Task:
Gather all lines from the material that contain the word "Église".

Data excerpts:

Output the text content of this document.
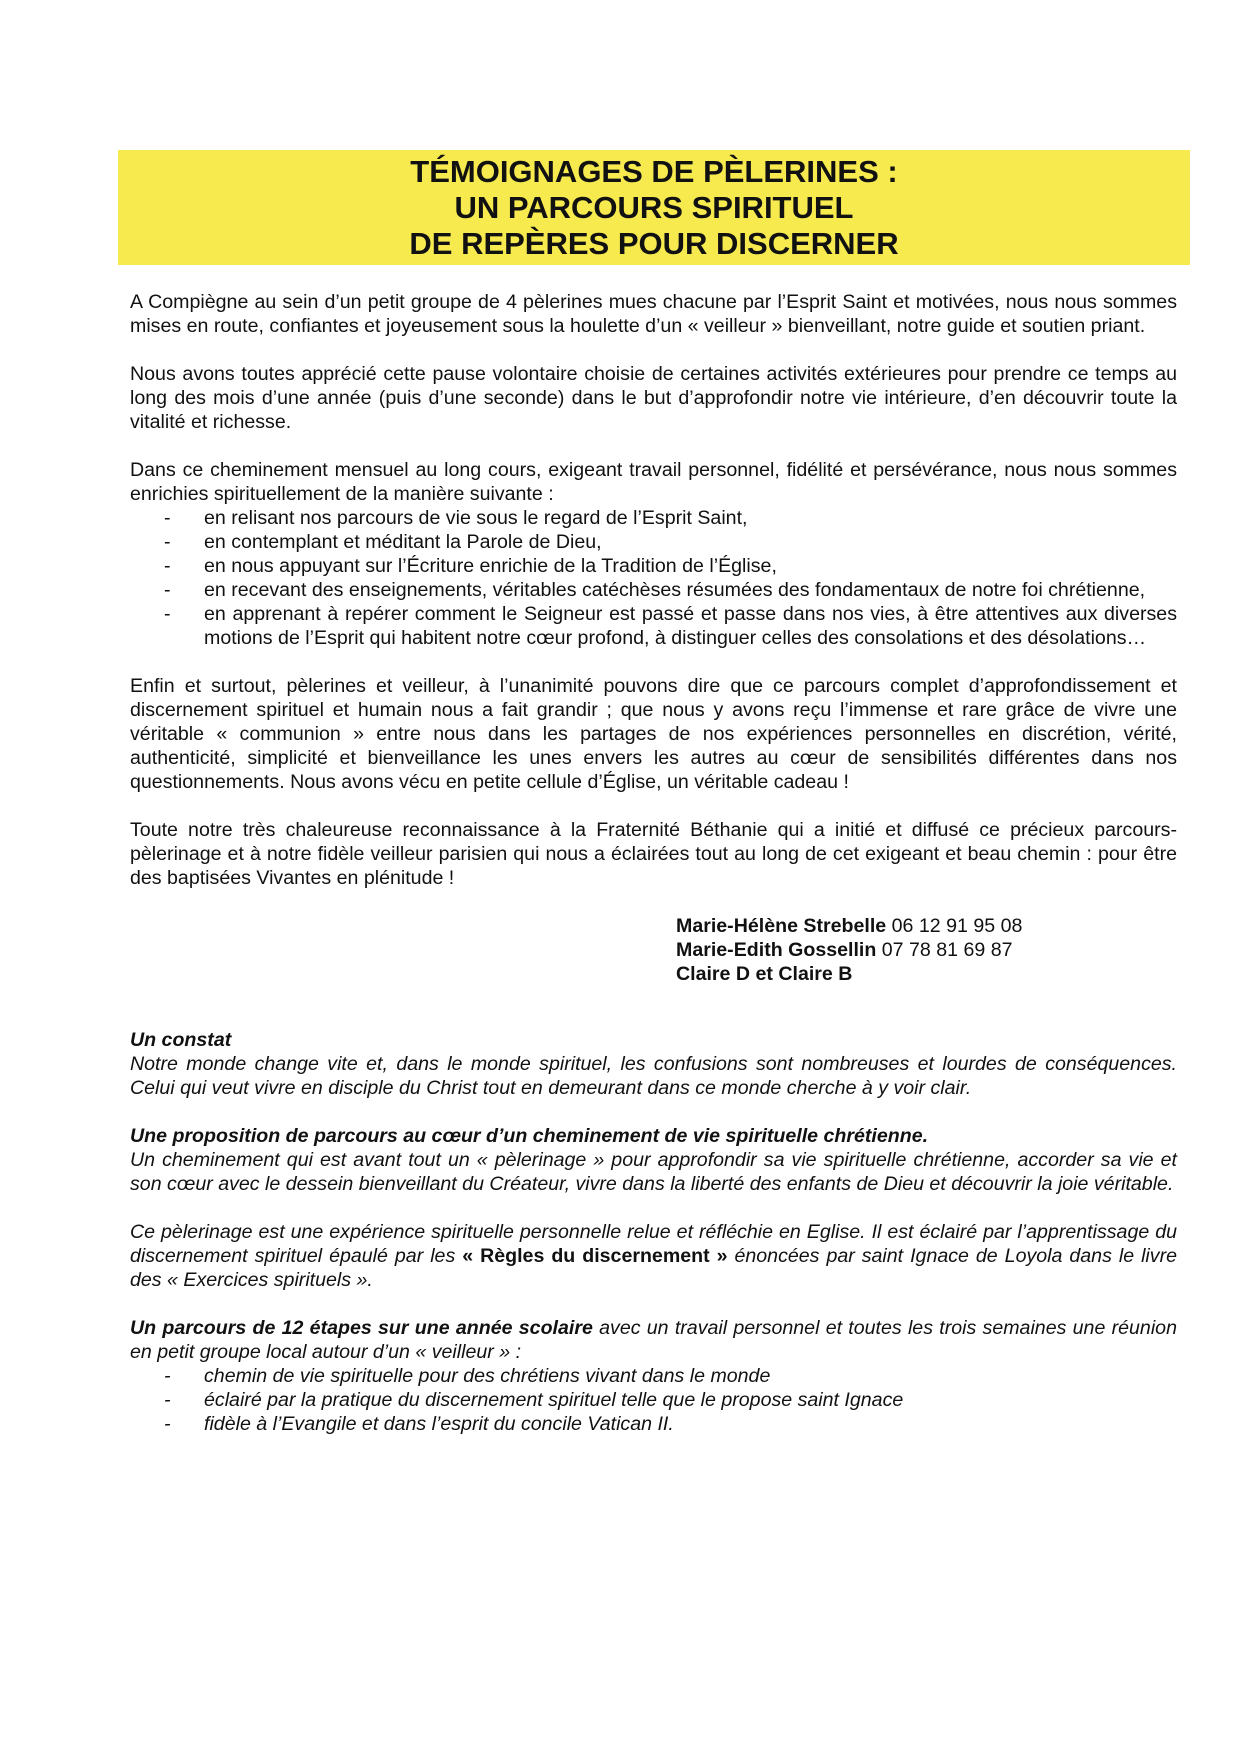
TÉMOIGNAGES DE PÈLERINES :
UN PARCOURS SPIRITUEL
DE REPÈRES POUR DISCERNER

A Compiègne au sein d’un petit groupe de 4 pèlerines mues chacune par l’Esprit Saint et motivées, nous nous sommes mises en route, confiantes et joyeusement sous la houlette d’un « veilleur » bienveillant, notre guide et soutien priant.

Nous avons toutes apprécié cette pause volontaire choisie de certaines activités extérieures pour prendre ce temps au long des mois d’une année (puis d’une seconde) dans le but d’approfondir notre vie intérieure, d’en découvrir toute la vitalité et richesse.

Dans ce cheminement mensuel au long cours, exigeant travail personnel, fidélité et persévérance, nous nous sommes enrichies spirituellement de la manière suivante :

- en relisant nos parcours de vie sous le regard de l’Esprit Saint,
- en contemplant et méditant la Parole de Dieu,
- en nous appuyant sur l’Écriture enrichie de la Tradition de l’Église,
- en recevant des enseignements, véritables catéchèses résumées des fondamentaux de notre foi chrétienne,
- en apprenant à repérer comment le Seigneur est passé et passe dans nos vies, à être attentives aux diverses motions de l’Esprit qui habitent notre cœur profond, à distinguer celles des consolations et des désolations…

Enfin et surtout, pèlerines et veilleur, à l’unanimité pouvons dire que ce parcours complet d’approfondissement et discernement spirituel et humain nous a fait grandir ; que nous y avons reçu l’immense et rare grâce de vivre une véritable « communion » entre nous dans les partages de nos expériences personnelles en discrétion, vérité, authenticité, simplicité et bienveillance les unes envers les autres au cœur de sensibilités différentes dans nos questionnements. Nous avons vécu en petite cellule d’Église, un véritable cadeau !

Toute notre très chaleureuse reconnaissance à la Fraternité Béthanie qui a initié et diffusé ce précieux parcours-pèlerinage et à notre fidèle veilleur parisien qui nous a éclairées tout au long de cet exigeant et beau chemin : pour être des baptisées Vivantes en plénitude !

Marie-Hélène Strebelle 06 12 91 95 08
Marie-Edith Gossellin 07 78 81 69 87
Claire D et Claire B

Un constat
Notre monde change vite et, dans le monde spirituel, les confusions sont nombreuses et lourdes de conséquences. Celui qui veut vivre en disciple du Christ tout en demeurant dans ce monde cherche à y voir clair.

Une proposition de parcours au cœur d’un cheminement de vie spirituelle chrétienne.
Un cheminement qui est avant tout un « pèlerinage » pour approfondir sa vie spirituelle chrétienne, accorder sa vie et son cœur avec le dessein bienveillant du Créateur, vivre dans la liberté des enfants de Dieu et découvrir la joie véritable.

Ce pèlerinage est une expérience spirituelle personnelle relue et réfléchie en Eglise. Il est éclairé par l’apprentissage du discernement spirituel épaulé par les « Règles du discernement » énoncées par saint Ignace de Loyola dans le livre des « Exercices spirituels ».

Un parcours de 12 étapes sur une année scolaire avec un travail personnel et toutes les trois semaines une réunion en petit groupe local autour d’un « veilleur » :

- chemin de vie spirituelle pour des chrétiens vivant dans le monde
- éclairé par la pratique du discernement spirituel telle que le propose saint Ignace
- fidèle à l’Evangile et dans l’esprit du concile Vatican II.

The reply:
- en nous appuyant sur l’Écriture enrichie de la Tradition de l’Église,
Enfin et surtout, pèlerines et veilleur, à l’unanimité pouvons dire que ce parcours complet d’approfondissement et discernement spirituel et humain nous a fait grandir ; que nous y avons reçu l’immense et rare grâce de vivre une véritable « communion » entre nous dans les partages de nos expériences personnelles en discrétion, vérité, authenticité, simplicité et bienveillance les unes envers les autres au cœur de sensibilités différentes dans nos questionnements. Nous avons vécu en petite cellule d’Église, un véritable cadeau !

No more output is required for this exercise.